>> Start

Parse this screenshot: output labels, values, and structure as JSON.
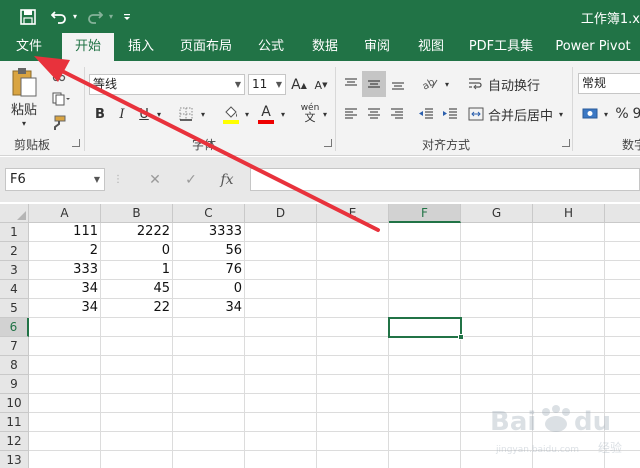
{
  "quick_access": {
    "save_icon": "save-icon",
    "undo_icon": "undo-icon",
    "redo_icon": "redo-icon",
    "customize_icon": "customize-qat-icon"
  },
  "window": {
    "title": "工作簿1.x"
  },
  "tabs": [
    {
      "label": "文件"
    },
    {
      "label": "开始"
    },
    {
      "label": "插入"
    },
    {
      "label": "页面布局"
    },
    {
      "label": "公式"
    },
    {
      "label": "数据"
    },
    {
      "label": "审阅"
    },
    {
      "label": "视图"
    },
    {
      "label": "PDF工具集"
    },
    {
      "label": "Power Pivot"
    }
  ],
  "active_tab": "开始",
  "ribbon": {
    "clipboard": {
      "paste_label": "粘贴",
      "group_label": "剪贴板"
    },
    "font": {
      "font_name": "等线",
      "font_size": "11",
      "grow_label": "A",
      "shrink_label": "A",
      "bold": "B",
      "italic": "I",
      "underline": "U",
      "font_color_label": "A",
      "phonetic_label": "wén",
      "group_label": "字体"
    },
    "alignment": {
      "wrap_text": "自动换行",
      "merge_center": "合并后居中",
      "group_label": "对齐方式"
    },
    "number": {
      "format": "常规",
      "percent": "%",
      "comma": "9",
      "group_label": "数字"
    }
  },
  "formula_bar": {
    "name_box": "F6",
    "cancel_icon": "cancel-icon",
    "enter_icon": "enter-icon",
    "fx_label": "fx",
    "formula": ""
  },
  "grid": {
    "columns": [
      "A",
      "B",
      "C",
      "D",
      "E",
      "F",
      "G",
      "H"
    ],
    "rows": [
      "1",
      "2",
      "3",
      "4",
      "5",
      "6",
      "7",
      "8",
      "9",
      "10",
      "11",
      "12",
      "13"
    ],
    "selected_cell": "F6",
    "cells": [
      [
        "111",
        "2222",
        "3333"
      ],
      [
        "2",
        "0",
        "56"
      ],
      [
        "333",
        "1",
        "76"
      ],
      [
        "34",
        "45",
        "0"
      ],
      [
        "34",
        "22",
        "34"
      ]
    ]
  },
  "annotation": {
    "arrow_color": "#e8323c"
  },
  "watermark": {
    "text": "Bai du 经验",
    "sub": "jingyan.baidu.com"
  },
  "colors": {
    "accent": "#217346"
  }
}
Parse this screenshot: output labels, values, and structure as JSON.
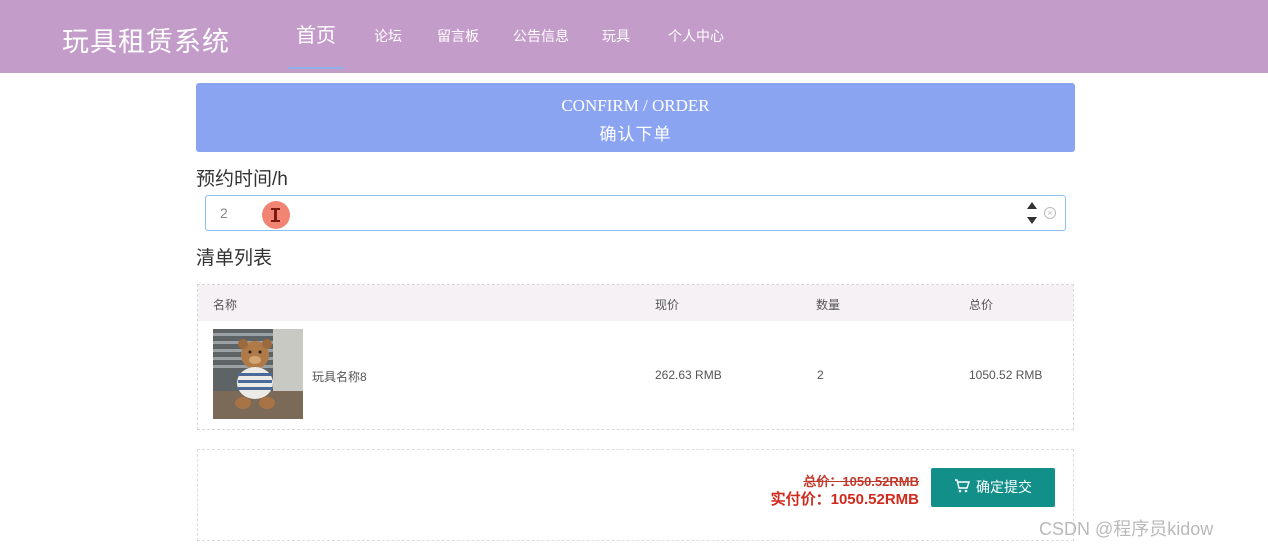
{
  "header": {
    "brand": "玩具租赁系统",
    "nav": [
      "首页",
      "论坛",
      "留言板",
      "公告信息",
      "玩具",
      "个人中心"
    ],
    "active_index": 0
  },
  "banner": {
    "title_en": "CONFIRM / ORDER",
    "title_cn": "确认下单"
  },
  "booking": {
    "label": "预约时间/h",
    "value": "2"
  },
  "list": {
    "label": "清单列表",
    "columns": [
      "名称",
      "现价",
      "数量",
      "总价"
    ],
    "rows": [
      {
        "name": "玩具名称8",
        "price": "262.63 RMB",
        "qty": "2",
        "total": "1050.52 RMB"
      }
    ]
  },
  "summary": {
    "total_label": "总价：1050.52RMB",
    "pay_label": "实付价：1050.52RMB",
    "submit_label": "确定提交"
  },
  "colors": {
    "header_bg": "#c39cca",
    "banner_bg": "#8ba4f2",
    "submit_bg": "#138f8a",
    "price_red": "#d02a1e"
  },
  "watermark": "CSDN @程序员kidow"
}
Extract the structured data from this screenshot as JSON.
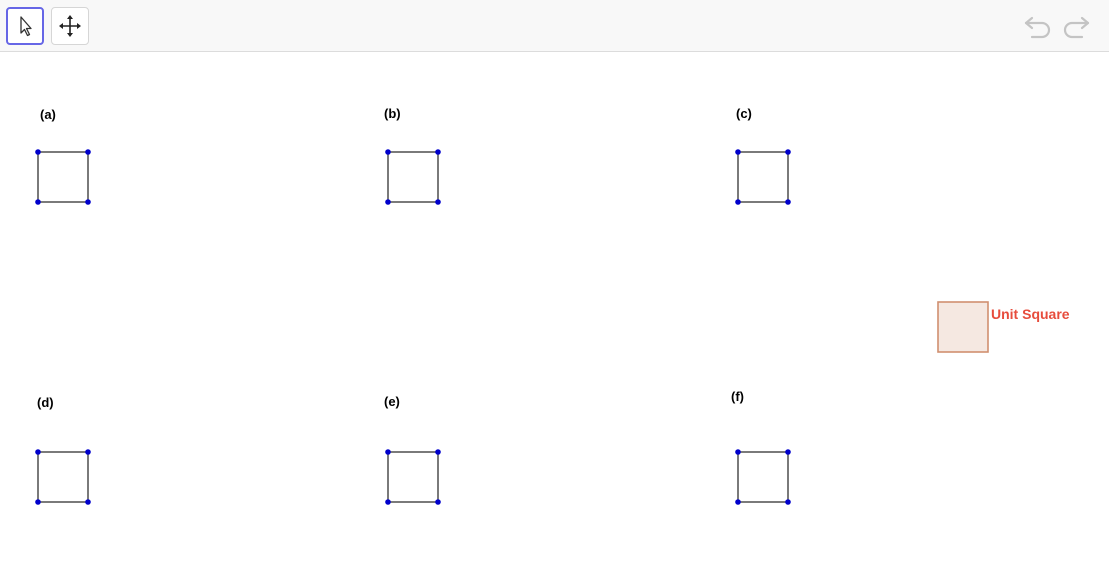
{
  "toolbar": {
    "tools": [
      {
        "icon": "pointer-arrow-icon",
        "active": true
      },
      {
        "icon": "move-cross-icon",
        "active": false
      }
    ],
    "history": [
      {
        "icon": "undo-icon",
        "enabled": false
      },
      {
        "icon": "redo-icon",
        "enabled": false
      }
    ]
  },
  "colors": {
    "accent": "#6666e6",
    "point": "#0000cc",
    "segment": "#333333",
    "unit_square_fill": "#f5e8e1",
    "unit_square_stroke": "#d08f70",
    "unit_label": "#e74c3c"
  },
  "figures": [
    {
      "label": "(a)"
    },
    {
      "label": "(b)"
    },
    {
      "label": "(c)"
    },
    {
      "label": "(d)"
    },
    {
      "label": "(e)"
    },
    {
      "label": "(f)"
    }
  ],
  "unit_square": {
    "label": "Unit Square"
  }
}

>> End
>> Start

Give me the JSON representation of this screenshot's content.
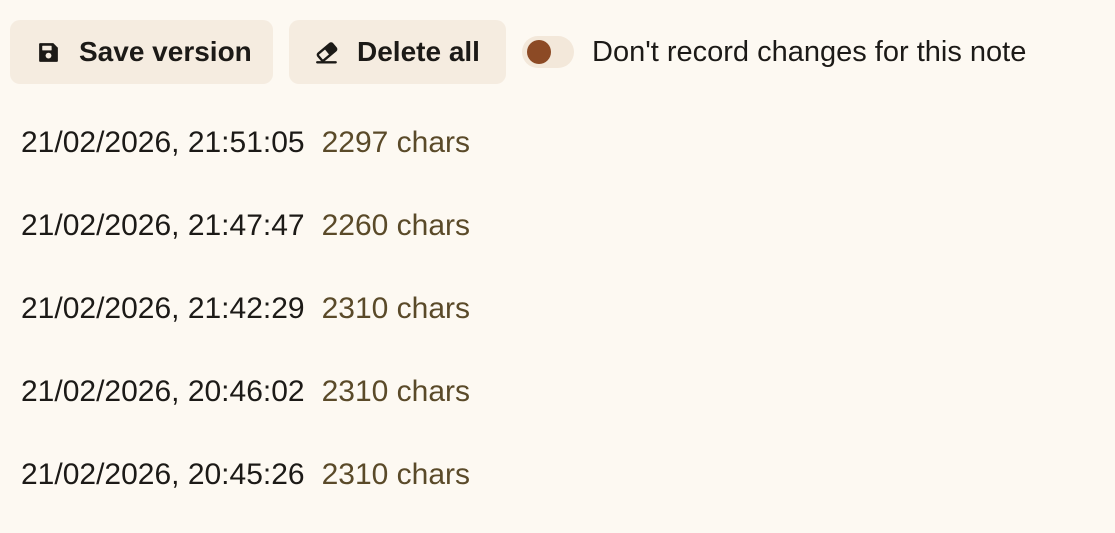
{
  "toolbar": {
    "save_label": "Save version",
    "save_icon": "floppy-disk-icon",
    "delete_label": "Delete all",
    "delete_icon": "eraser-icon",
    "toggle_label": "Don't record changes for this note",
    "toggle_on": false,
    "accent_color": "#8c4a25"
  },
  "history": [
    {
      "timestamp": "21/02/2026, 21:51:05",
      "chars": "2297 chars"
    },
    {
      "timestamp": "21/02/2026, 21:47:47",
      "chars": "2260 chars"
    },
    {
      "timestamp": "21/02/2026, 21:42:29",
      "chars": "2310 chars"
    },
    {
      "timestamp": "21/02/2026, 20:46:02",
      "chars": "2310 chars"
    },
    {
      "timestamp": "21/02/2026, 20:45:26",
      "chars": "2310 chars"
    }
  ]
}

>> End

# YOUR GOAL
Copy every line in the entries above that has the string "watermark" in it.

# RESULT
  "watermark": {
  "watermark": "CSDN @程序员kidow"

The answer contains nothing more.